Aim of the exercise » Set down each line of the material that follows, exactly, with no pictures.

Collected data entries:
>>

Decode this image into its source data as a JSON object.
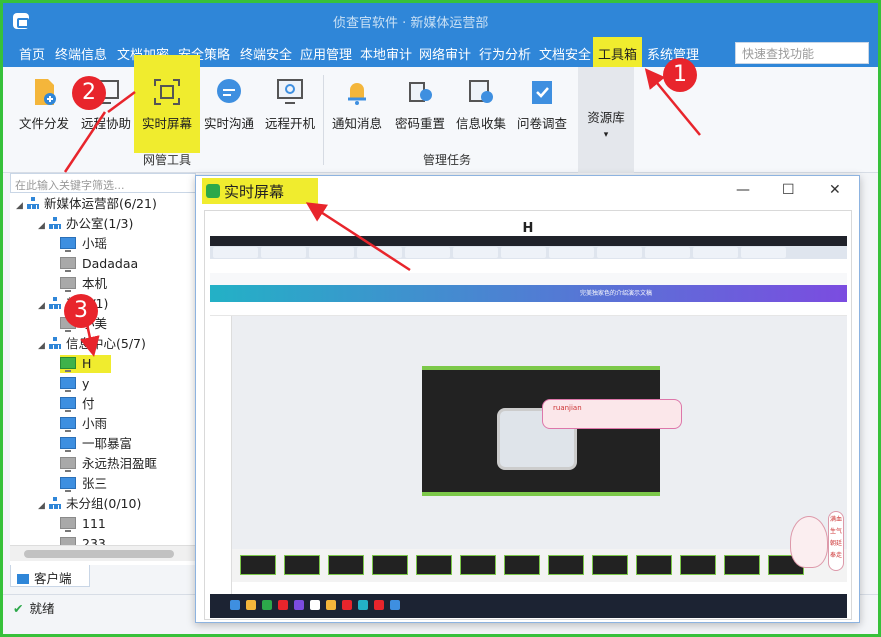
{
  "window": {
    "title": "侦查官软件 · 新媒体运营部"
  },
  "menu": {
    "items": [
      "首页",
      "终端信息",
      "文档加密",
      "安全策略",
      "终端安全",
      "应用管理",
      "本地审计",
      "网络审计",
      "行为分析",
      "文档安全",
      "工具箱",
      "系统管理"
    ],
    "active_index": 10,
    "search_placeholder": "快速查找功能"
  },
  "ribbon": {
    "tools_net": [
      "文件分发",
      "远程协助",
      "实时屏幕",
      "实时沟通",
      "远程开机"
    ],
    "tools_task": [
      "通知消息",
      "密码重置",
      "信息收集",
      "问卷调查"
    ],
    "group_net": "网管工具",
    "group_task": "管理任务",
    "resource_lib": "资源库"
  },
  "tree": {
    "filter_placeholder": "在此输入关键字筛选...",
    "nodes": [
      {
        "label": "新媒体运营部(6/21)",
        "kind": "group",
        "level": 0
      },
      {
        "label": "办公室(1/3)",
        "kind": "group",
        "level": 1
      },
      {
        "label": "小瑶",
        "kind": "pc",
        "state": "online",
        "level": 2
      },
      {
        "label": "Dadadaa",
        "kind": "pc",
        "state": "offline",
        "level": 2
      },
      {
        "label": "本机",
        "kind": "pc",
        "state": "offline",
        "level": 2
      },
      {
        "label": "部(0/1)",
        "kind": "group",
        "level": 1
      },
      {
        "label": "小美",
        "kind": "pc",
        "state": "offline",
        "level": 2
      },
      {
        "label": "信息中心(5/7)",
        "kind": "group",
        "level": 1
      },
      {
        "label": "H",
        "kind": "pc",
        "state": "selected",
        "level": 2
      },
      {
        "label": "y",
        "kind": "pc",
        "state": "online",
        "level": 2
      },
      {
        "label": "付",
        "kind": "pc",
        "state": "online",
        "level": 2
      },
      {
        "label": "小雨",
        "kind": "pc",
        "state": "online",
        "level": 2
      },
      {
        "label": "一耶暴富",
        "kind": "pc",
        "state": "online",
        "level": 2
      },
      {
        "label": "永远热泪盈眶",
        "kind": "pc",
        "state": "offline",
        "level": 2
      },
      {
        "label": "张三",
        "kind": "pc",
        "state": "online",
        "level": 2
      },
      {
        "label": "未分组(0/10)",
        "kind": "group",
        "level": 1
      },
      {
        "label": "111",
        "kind": "pc",
        "state": "offline",
        "level": 2
      },
      {
        "label": "233",
        "kind": "pc",
        "state": "offline",
        "level": 2
      }
    ]
  },
  "client_tab": "客户端",
  "status": "就绪",
  "realtime_window": {
    "title": "实时屏幕",
    "host": "H",
    "screen": {
      "canva_title": "完美独家色的介绍演示文稿",
      "popup_text": "ruanjian",
      "mascot_text": "满血生气朝廷奉走"
    }
  },
  "callouts": [
    "1",
    "2",
    "3"
  ],
  "colors": {
    "brand": "#2f86d8",
    "highlight": "#f0ec2e",
    "callout": "#e8252c",
    "frame": "#37c13a"
  }
}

<<

Task response »
Decode this image into its source data as a JSON object.
{
  "window": {
    "title": "侦查官软件 · 新媒体运营部"
  },
  "menu": {
    "items": [
      "首页",
      "终端信息",
      "文档加密",
      "安全策略",
      "终端安全",
      "应用管理",
      "本地审计",
      "网络审计",
      "行为分析",
      "文档安全",
      "工具箱",
      "系统管理"
    ],
    "active_index": 10,
    "search_placeholder": "快速查找功能"
  },
  "ribbon": {
    "tools_net": [
      "文件分发",
      "远程协助",
      "实时屏幕",
      "实时沟通",
      "远程开机"
    ],
    "tools_task": [
      "通知消息",
      "密码重置",
      "信息收集",
      "问卷调查"
    ],
    "group_net": "网管工具",
    "group_task": "管理任务",
    "resource_lib": "资源库"
  },
  "tree": {
    "filter_placeholder": "在此输入关键字筛选...",
    "nodes": [
      {
        "label": "新媒体运营部(6/21)",
        "kind": "group",
        "level": 0
      },
      {
        "label": "办公室(1/3)",
        "kind": "group",
        "level": 1
      },
      {
        "label": "小瑶",
        "kind": "pc",
        "state": "online",
        "level": 2
      },
      {
        "label": "Dadadaa",
        "kind": "pc",
        "state": "offline",
        "level": 2
      },
      {
        "label": "本机",
        "kind": "pc",
        "state": "offline",
        "level": 2
      },
      {
        "label": "部(0/1)",
        "kind": "group",
        "level": 1
      },
      {
        "label": "小美",
        "kind": "pc",
        "state": "offline",
        "level": 2
      },
      {
        "label": "信息中心(5/7)",
        "kind": "group",
        "level": 1
      },
      {
        "label": "H",
        "kind": "pc",
        "state": "selected",
        "level": 2
      },
      {
        "label": "y",
        "kind": "pc",
        "state": "online",
        "level": 2
      },
      {
        "label": "付",
        "kind": "pc",
        "state": "online",
        "level": 2
      },
      {
        "label": "小雨",
        "kind": "pc",
        "state": "online",
        "level": 2
      },
      {
        "label": "一耶暴富",
        "kind": "pc",
        "state": "online",
        "level": 2
      },
      {
        "label": "永远热泪盈眶",
        "kind": "pc",
        "state": "offline",
        "level": 2
      },
      {
        "label": "张三",
        "kind": "pc",
        "state": "online",
        "level": 2
      },
      {
        "label": "未分组(0/10)",
        "kind": "group",
        "level": 1
      },
      {
        "label": "111",
        "kind": "pc",
        "state": "offline",
        "level": 2
      },
      {
        "label": "233",
        "kind": "pc",
        "state": "offline",
        "level": 2
      }
    ]
  },
  "client_tab": "客户端",
  "status": "就绪",
  "realtime_window": {
    "title": "实时屏幕",
    "host": "H",
    "screen": {
      "canva_title": "完美独家色的介绍演示文稿",
      "popup_text": "ruanjian",
      "mascot_text": "满血生气朝廷奉走"
    }
  },
  "callouts": [
    "1",
    "2",
    "3"
  ],
  "colors": {
    "brand": "#2f86d8",
    "highlight": "#f0ec2e",
    "callout": "#e8252c",
    "frame": "#37c13a"
  }
}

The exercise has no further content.